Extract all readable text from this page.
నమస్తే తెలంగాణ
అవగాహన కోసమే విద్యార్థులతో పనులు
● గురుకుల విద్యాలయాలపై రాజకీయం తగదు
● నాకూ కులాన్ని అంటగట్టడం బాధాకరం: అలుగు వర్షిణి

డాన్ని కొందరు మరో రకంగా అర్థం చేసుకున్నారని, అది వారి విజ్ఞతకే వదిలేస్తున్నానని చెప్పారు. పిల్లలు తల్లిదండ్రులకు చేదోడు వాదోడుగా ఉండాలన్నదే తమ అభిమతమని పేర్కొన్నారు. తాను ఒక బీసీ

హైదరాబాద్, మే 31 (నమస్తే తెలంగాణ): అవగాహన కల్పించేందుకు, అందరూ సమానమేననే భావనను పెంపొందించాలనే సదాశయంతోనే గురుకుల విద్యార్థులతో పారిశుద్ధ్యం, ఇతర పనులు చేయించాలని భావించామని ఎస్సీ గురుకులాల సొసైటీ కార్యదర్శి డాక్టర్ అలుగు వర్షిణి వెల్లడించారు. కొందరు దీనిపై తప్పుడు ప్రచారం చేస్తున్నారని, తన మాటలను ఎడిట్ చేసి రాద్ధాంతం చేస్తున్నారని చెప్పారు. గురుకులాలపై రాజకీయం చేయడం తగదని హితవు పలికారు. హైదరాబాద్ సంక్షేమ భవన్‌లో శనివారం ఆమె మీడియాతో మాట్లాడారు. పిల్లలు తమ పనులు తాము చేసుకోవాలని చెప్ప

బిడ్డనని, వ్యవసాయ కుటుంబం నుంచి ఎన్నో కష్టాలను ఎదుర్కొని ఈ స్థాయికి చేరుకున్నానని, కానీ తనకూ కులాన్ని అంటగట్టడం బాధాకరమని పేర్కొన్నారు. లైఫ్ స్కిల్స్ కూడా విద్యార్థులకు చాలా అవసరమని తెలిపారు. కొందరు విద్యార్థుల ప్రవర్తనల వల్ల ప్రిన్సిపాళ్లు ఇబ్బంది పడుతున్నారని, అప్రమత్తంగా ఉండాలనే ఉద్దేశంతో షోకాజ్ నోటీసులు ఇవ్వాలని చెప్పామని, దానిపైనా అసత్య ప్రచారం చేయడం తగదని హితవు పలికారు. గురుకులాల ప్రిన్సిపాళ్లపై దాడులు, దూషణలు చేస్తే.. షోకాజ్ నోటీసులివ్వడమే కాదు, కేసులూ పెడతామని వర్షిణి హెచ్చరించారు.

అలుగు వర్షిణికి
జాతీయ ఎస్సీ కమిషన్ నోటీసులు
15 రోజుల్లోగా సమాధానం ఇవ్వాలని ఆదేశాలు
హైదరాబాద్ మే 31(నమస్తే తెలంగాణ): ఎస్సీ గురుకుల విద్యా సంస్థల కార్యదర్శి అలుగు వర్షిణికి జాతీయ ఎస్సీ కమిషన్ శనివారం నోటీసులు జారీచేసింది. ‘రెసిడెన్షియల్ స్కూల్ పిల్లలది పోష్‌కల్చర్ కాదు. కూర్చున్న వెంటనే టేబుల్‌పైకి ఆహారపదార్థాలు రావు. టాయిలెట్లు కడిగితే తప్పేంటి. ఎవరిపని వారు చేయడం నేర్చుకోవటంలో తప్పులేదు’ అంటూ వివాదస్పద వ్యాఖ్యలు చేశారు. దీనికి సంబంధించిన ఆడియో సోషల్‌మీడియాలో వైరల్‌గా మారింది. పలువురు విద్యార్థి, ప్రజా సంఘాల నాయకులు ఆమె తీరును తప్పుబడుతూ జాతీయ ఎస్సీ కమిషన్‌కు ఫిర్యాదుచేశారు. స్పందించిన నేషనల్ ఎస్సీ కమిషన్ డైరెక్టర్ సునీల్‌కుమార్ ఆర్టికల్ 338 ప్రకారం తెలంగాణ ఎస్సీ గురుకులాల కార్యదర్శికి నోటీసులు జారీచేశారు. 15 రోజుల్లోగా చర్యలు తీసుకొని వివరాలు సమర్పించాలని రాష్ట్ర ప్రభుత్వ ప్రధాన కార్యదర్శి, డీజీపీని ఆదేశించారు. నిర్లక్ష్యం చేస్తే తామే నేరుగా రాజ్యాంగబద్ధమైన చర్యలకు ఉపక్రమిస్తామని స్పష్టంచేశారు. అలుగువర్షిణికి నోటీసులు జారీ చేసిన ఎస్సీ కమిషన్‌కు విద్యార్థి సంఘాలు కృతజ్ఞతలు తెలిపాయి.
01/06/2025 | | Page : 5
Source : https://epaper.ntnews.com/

Short exercise. Your task is to quote the listing above word for word.

Complete answer.
Extract all readable text from this page.
నమస్తే తెలంగాణ
అవగాహన కోసమే విద్యార్థులతో పనులు
● గురుకుల విద్యాలయాలపై రాజకీయం తగదు
● నాకూ కులాన్ని అంటగట్టడం బాధాకరం: అలుగు వర్షిణి

డాన్ని కొందరు మరో రకంగా అర్థం చేసుకున్నారని, అది వారి విజ్ఞతకే వదిలేస్తున్నానని చెప్పారు. పిల్లలు తల్లిదండ్రులకు చేదోడు వాదోడుగా ఉండాలన్నదే తమ అభిమతమని పేర్కొన్నారు. తాను ఒక బీసీ

హైదరాబాద్, మే 31 (నమస్తే తెలంగాణ): అవగాహన కల్పించేందుకు, అందరూ సమానమేననే భావనను పెంపొందించాలనే సదాశయంతోనే గురుకుల విద్యార్థులతో పారిశుద్ధ్యం, ఇతర పనులు చేయించాలని భావించామని ఎస్సీ గురుకులాల సొసైటీ కార్యదర్శి డాక్టర్ అలుగు వర్షిణి వెల్లడించారు. కొందరు దీనిపై తప్పుడు ప్రచారం చేస్తున్నారని, తన మాటలను ఎడిట్ చేసి రాద్ధాంతం చేస్తున్నారని చెప్పారు. గురుకులాలపై రాజకీయం చేయడం తగదని హితవు పలికారు. హైదరాబాద్ సంక్షేమ భవన్‌లో శనివారం ఆమె మీడియాతో మాట్లాడారు. పిల్లలు తమ పనులు తాము చేసుకోవాలని చెప్ప

బిడ్డనని, వ్యవసాయ కుటుంబం నుంచి ఎన్నో కష్టాలను ఎదుర్కొని ఈ స్థాయికి చేరుకున్నానని, కానీ తనకూ కులాన్ని అంటగట్టడం బాధాకరమని పేర్కొన్నారు. లైఫ్ స్కిల్స్ కూడా విద్యార్థులకు చాలా అవసరమని తెలిపారు. కొందరు విద్యార్థుల ప్రవర్తనల వల్ల ప్రిన్సిపాళ్లు ఇబ్బంది పడుతున్నారని, అప్రమత్తంగా ఉండాలనే ఉద్దేశంతో షోకాజ్ నోటీసులు ఇవ్వాలని చెప్పామని, దానిపైనా అసత్య ప్రచారం చేయడం తగదని హితవు పలికారు. గురుకులాల ప్రిన్సిపాళ్లపై దాడులు, దూషణలు చేస్తే.. షోకాజ్ నోటీసులివ్వడమే కాదు, కేసులూ పెడతామని వర్షిణి హెచ్చరించారు.

అలుగు వర్షిణికి
జాతీయ ఎస్సీ కమిషన్ నోటీసులు
15 రోజుల్లోగా సమాధానం ఇవ్వాలని ఆదేశాలు
హైదరాబాద్ మే 31(నమస్తే తెలంగాణ): ఎస్సీ గురుకుల విద్యా సంస్థల కార్యదర్శి అలుగు వర్షిణికి జాతీయ ఎస్సీ కమిషన్ శనివారం నోటీసులు జారీచేసింది. ‘రెసిడెన్షియల్ స్కూల్ పిల్లలది పోష్‌కల్చర్ కాదు. కూర్చున్న వెంటనే టేబుల్‌పైకి ఆహారపదార్థాలు రావు. టాయిలెట్లు కడిగితే తప్పేంటి. ఎవరిపని వారు చేయడం నేర్చుకోవటంలో తప్పులేదు’ అంటూ వివాదస్పద వ్యాఖ్యలు చేశారు. దీనికి సంబంధించిన ఆడియో సోషల్‌మీడియాలో వైరల్‌గా మారింది. పలువురు విద్యార్థి, ప్రజా సంఘాల నాయకులు ఆమె తీరును తప్పుబడుతూ జాతీయ ఎస్సీ కమిషన్‌కు ఫిర్యాదుచేశారు. స్పందించిన నేషనల్ ఎస్సీ కమిషన్ డైరెక్టర్ సునీల్‌కుమార్ ఆర్టికల్ 338 ప్రకారం తెలంగాణ ఎస్సీ గురుకులాల కార్యదర్శికి నోటీసులు జారీచేశారు. 15 రోజుల్లోగా చర్యలు తీసుకొని వివరాలు సమర్పించాలని రాష్ట్ర ప్రభుత్వ ప్రధాన కార్యదర్శి, డీజీపీని ఆదేశించారు. నిర్లక్ష్యం చేస్తే తామే నేరుగా రాజ్యాంగబద్ధమైన చర్యలకు ఉపక్రమిస్తామని స్పష్టంచేశారు. అలుగువర్షిణికి నోటీసులు జారీ చేసిన ఎస్సీ కమిషన్‌కు విద్యార్థి సంఘాలు కృతజ్ఞతలు తెలిపాయి.
01/06/2025 | | Page : 5
Source : https://epaper.ntnews.com/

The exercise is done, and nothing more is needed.